Wherever "الترمذي" appears in a line, copy that line.

→ **Entries**
+ + + + + + +
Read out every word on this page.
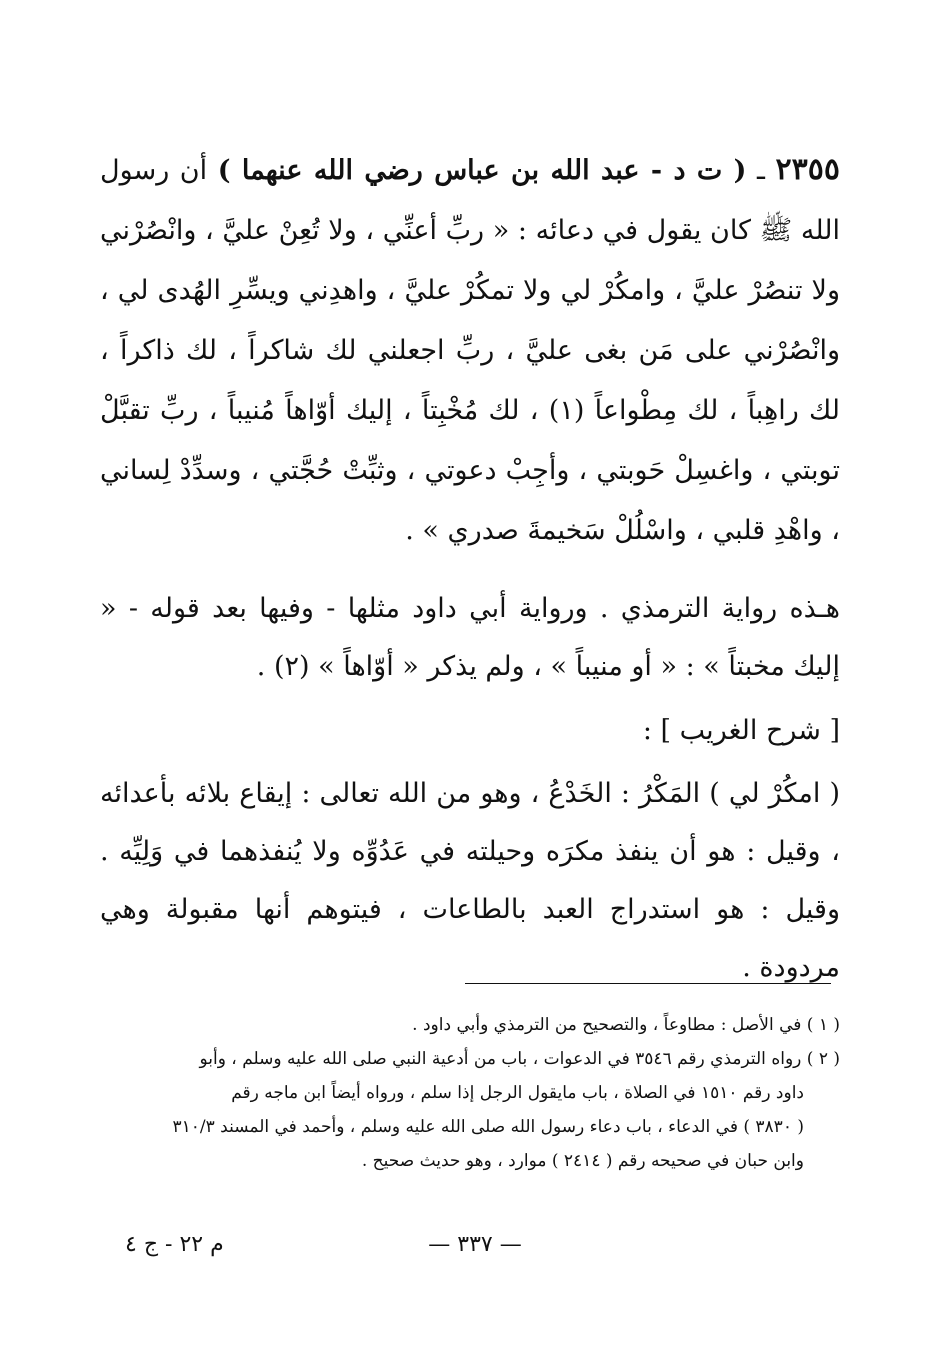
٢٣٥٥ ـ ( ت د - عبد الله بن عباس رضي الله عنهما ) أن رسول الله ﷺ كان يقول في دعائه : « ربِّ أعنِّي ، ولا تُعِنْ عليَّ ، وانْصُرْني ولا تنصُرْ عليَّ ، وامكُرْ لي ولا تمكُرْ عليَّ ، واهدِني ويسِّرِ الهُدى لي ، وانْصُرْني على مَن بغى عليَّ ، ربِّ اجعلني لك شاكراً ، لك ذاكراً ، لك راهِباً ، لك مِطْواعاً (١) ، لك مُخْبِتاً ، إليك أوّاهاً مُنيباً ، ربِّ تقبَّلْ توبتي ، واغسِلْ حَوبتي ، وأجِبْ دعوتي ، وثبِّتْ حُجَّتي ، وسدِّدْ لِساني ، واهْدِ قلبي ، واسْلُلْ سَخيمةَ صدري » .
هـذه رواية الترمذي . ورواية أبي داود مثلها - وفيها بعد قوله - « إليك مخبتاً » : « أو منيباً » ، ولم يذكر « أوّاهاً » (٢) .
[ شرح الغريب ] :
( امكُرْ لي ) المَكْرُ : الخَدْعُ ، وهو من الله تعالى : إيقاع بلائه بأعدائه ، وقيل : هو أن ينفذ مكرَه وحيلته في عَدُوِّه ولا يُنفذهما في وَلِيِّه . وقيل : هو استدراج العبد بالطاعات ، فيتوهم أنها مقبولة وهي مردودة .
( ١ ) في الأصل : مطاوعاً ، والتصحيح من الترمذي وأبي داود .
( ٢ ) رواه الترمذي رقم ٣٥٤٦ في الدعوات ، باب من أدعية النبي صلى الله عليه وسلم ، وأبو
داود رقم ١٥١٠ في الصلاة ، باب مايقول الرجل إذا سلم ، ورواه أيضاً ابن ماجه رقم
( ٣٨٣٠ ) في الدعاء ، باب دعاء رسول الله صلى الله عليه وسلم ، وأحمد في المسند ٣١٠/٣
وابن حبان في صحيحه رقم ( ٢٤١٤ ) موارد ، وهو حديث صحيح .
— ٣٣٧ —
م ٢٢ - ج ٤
+ + + + + + +
→ **Written solution**
هـذه رواية الترمذي . ورواية أبي داود مثلها - وفيها بعد قوله - « إليك مخبتاً » : « أو منيباً » ، ولم يذكر « أوّاهاً » (٢) .
( ١ ) في الأصل : مطاوعاً ، والتصحيح من الترمذي وأبي داود .
( ٢ ) رواه الترمذي رقم ٣٥٤٦ في الدعوات ، باب من أدعية النبي صلى الله عليه وسلم ، وأبو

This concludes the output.